Recorded data
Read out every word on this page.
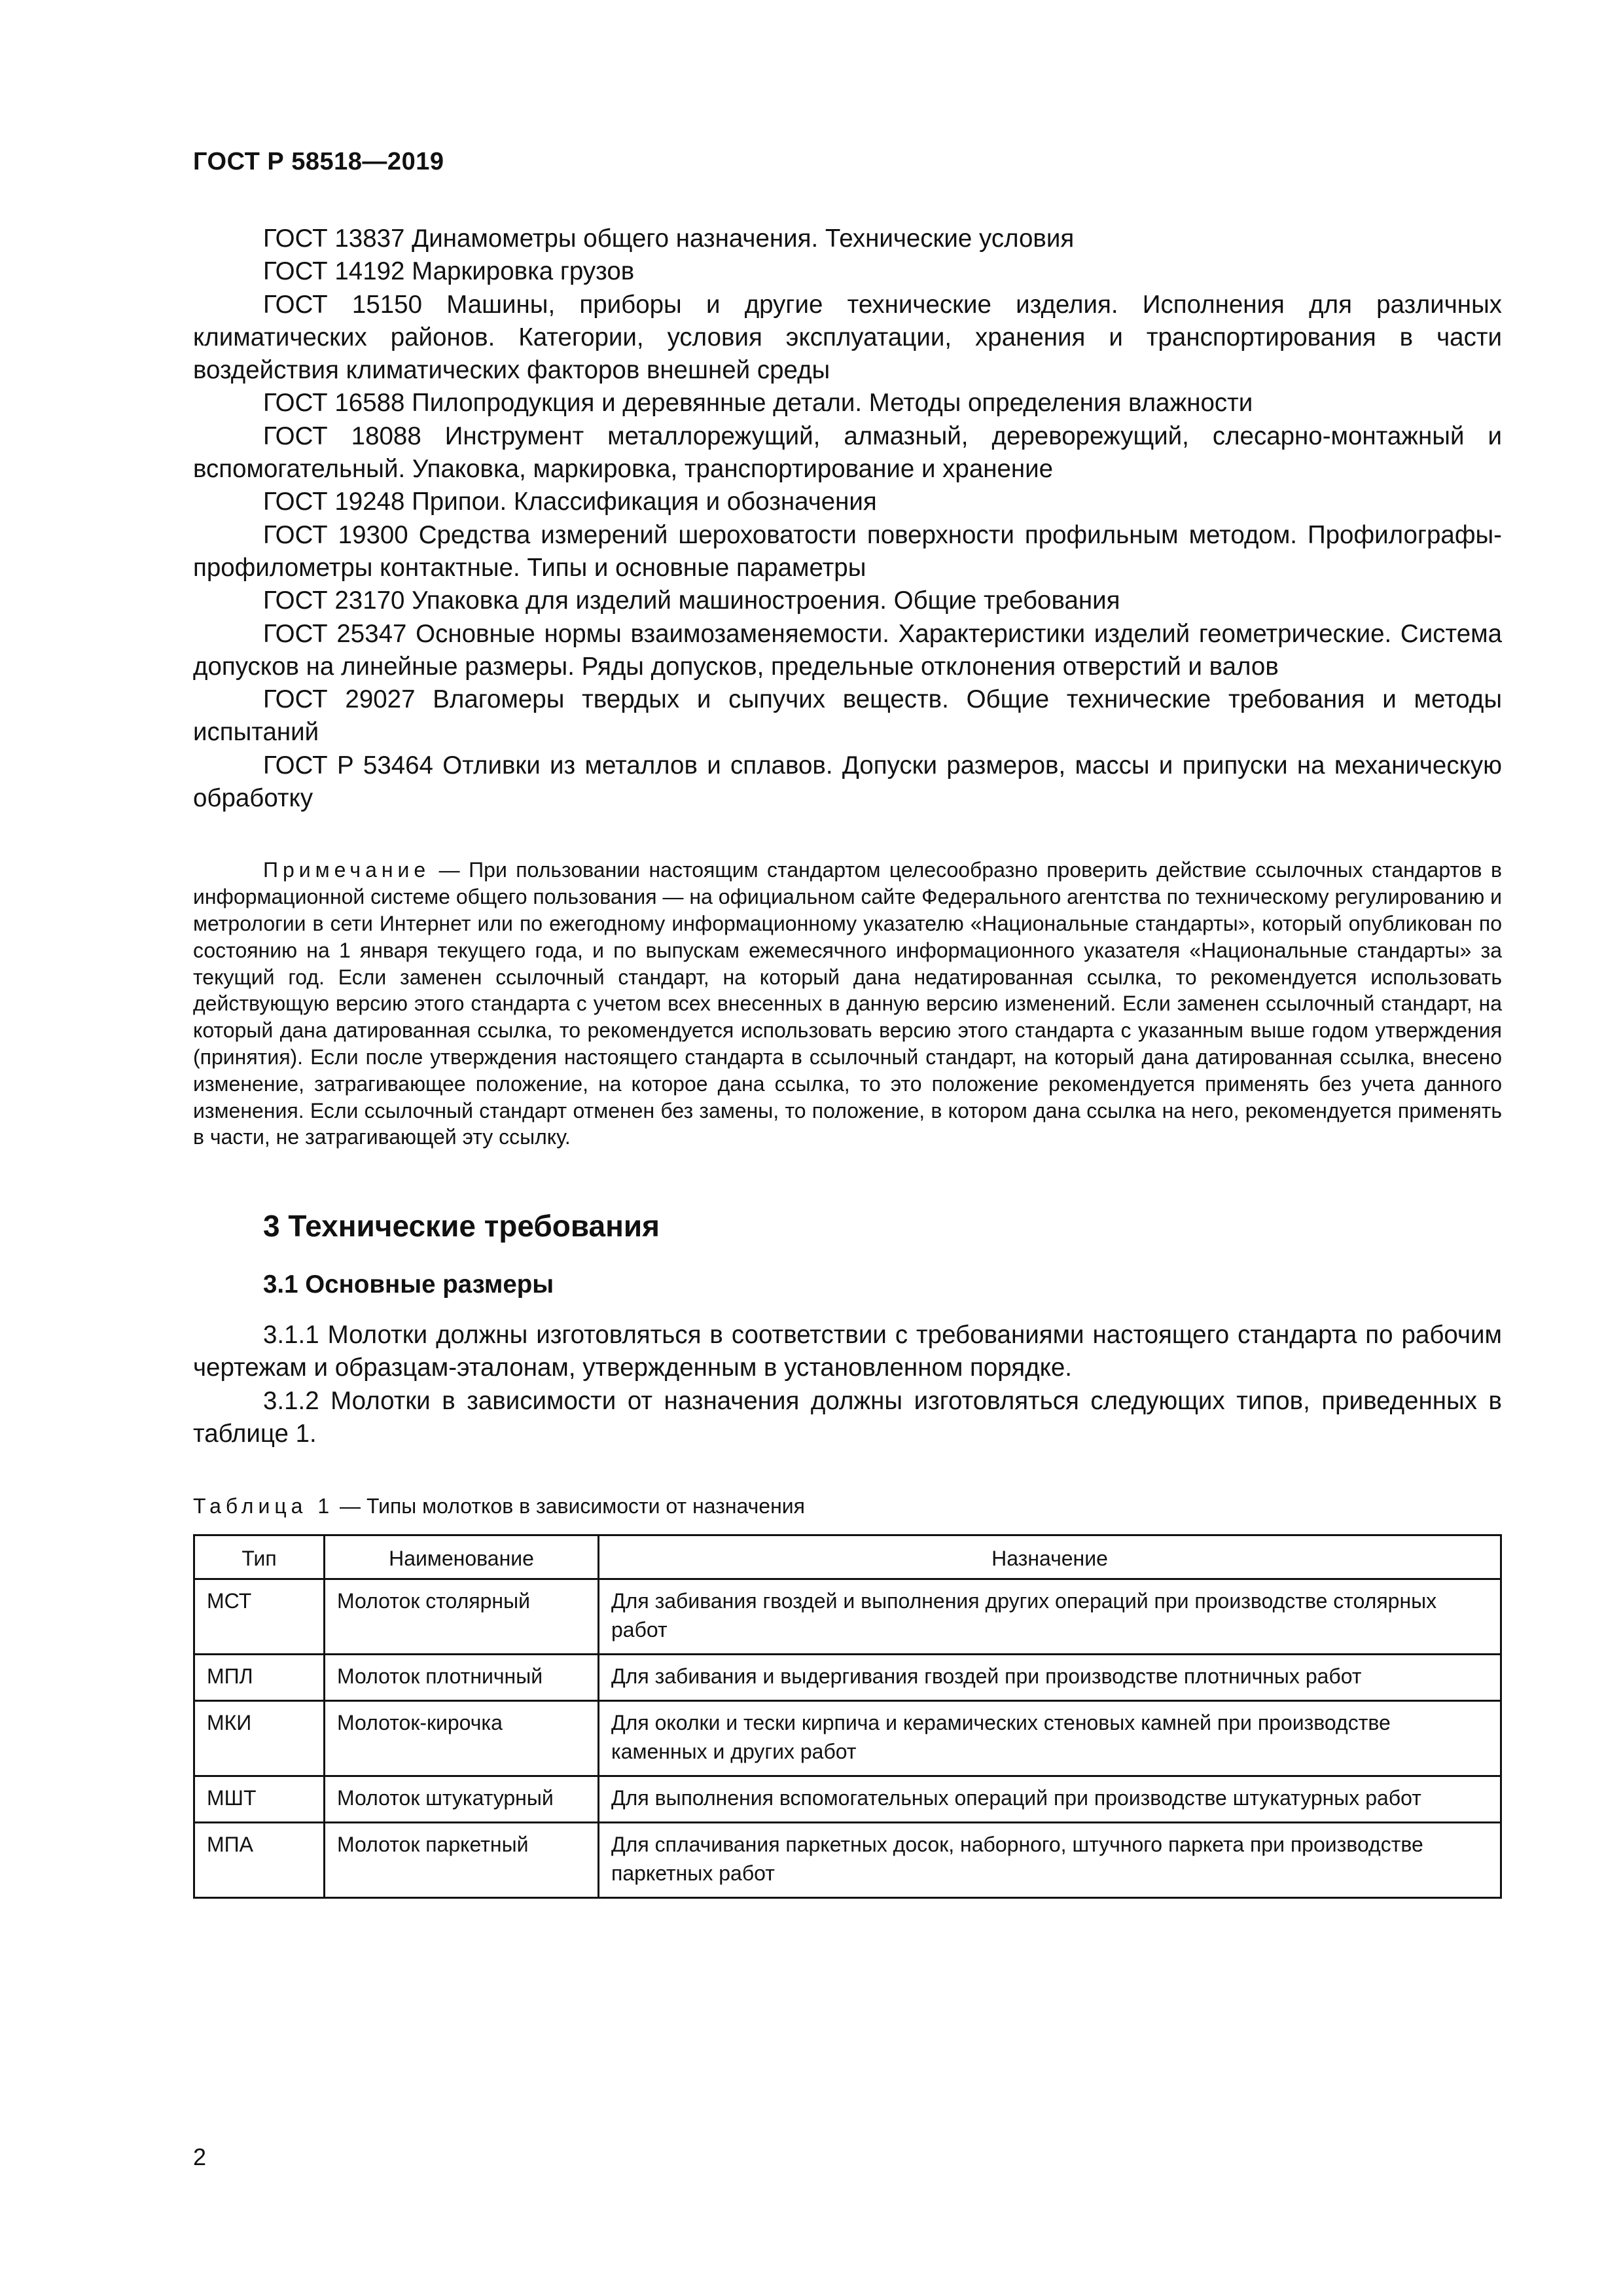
ГОСТ Р 58518—2019

ГОСТ 13837 Динамометры общего назначения. Технические условия

ГОСТ 14192 Маркировка грузов

ГОСТ 15150 Машины, приборы и другие технические изделия. Исполнения для различных климатических районов. Категории, условия эксплуатации, хранения и транспортирования в части воздействия климатических факторов внешней среды

ГОСТ 16588 Пилопродукция и деревянные детали. Методы определения влажности

ГОСТ 18088 Инструмент металлорежущий, алмазный, дереворежущий, слесарно-монтажный и вспомогательный. Упаковка, маркировка, транспортирование и хранение

ГОСТ 19248 Припои. Классификация и обозначения

ГОСТ 19300 Средства измерений шероховатости поверхности профильным методом. Профилографы-профилометры контактные. Типы и основные параметры

ГОСТ 23170 Упаковка для изделий машиностроения. Общие требования

ГОСТ 25347 Основные нормы взаимозаменяемости. Характеристики изделий геометрические. Система допусков на линейные размеры. Ряды допусков, предельные отклонения отверстий и валов

ГОСТ 29027 Влагомеры твердых и сыпучих веществ. Общие технические требования и методы испытаний

ГОСТ Р 53464 Отливки из металлов и сплавов. Допуски размеров, массы и припуски на механическую обработку

Примечание — При пользовании настоящим стандартом целесообразно проверить действие ссылочных стандартов в информационной системе общего пользования — на официальном сайте Федерального агентства по техническому регулированию и метрологии в сети Интернет или по ежегодному информационному указателю «Национальные стандарты», который опубликован по состоянию на 1 января текущего года, и по выпускам ежемесячного информационного указателя «Национальные стандарты» за текущий год. Если заменен ссылочный стандарт, на который дана недатированная ссылка, то рекомендуется использовать действующую версию этого стандарта с учетом всех внесенных в данную версию изменений. Если заменен ссылочный стандарт, на который дана датированная ссылка, то рекомендуется использовать версию этого стандарта с указанным выше годом утверждения (принятия). Если после утверждения настоящего стандарта в ссылочный стандарт, на который дана датированная ссылка, внесено изменение, затрагивающее положение, на которое дана ссылка, то это положение рекомендуется применять без учета данного изменения. Если ссылочный стандарт отменен без замены, то положение, в котором дана ссылка на него, рекомендуется применять в части, не затрагивающей эту ссылку.

3 Технические требования
3.1 Основные размеры

3.1.1 Молотки должны изготовляться в соответствии с требованиями настоящего стандарта по рабочим чертежам и образцам-эталонам, утвержденным в установленном порядке.

3.1.2 Молотки в зависимости от назначения должны изготовляться следующих типов, приведенных в таблице 1.

Таблица 1 — Типы молотков в зависимости от назначения
Тип	Наименование	Назначение
МСТ	Молоток столярный	Для забивания гвоздей и выполнения других операций при производстве столярных работ
МПЛ	Молоток плотничный	Для забивания и выдергивания гвоздей при производстве плотничных работ
МКИ	Молоток-кирочка	Для околки и тески кирпича и керамических стеновых камней при производстве каменных и других работ
МШТ	Молоток штукатурный	Для выполнения вспомогательных операций при производстве штукатурных работ
МПА	Молоток паркетный	Для сплачивания паркетных досок, наборного, штучного паркета при производстве паркетных работ
2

◆ **GOAL**: Reproduce all the entries that precede this task, word for word, minus any pictures.

◆ **TASK ANSWER**:
Read out every word on this page.
ГОСТ Р 58518—2019

ГОСТ 13837 Динамометры общего назначения. Технические условия

ГОСТ 14192 Маркировка грузов

ГОСТ 15150 Машины, приборы и другие технические изделия. Исполнения для различных климатических районов. Категории, условия эксплуатации, хранения и транспортирования в части воздействия климатических факторов внешней среды

ГОСТ 16588 Пилопродукция и деревянные детали. Методы определения влажности

ГОСТ 18088 Инструмент металлорежущий, алмазный, дереворежущий, слесарно-монтажный и вспомогательный. Упаковка, маркировка, транспортирование и хранение

ГОСТ 19248 Припои. Классификация и обозначения

ГОСТ 19300 Средства измерений шероховатости поверхности профильным методом. Профилографы-профилометры контактные. Типы и основные параметры

ГОСТ 23170 Упаковка для изделий машиностроения. Общие требования

ГОСТ 25347 Основные нормы взаимозаменяемости. Характеристики изделий геометрические. Система допусков на линейные размеры. Ряды допусков, предельные отклонения отверстий и валов

ГОСТ 29027 Влагомеры твердых и сыпучих веществ. Общие технические требования и методы испытаний

ГОСТ Р 53464 Отливки из металлов и сплавов. Допуски размеров, массы и припуски на механическую обработку

Примечание — При пользовании настоящим стандартом целесообразно проверить действие ссылочных стандартов в информационной системе общего пользования — на официальном сайте Федерального агентства по техническому регулированию и метрологии в сети Интернет или по ежегодному информационному указателю «Национальные стандарты», который опубликован по состоянию на 1 января текущего года, и по выпускам ежемесячного информационного указателя «Национальные стандарты» за текущий год. Если заменен ссылочный стандарт, на который дана недатированная ссылка, то рекомендуется использовать действующую версию этого стандарта с учетом всех внесенных в данную версию изменений. Если заменен ссылочный стандарт, на который дана датированная ссылка, то рекомендуется использовать версию этого стандарта с указанным выше годом утверждения (принятия). Если после утверждения настоящего стандарта в ссылочный стандарт, на который дана датированная ссылка, внесено изменение, затрагивающее положение, на которое дана ссылка, то это положение рекомендуется применять без учета данного изменения. Если ссылочный стандарт отменен без замены, то положение, в котором дана ссылка на него, рекомендуется применять в части, не затрагивающей эту ссылку.

3 Технические требования
3.1 Основные размеры

3.1.1 Молотки должны изготовляться в соответствии с требованиями настоящего стандарта по рабочим чертежам и образцам-эталонам, утвержденным в установленном порядке.

3.1.2 Молотки в зависимости от назначения должны изготовляться следующих типов, приведенных в таблице 1.

Таблица 1 — Типы молотков в зависимости от назначения
Тип	Наименование	Назначение
МСТ	Молоток столярный	Для забивания гвоздей и выполнения других операций при производстве столярных работ
МПЛ	Молоток плотничный	Для забивания и выдергивания гвоздей при производстве плотничных работ
МКИ	Молоток-кирочка	Для околки и тески кирпича и керамических стеновых камней при производстве каменных и других работ
МШТ	Молоток штукатурный	Для выполнения вспомогательных операций при производстве штукатурных работ
МПА	Молоток паркетный	Для сплачивания паркетных досок, наборного, штучного паркета при производстве паркетных работ
2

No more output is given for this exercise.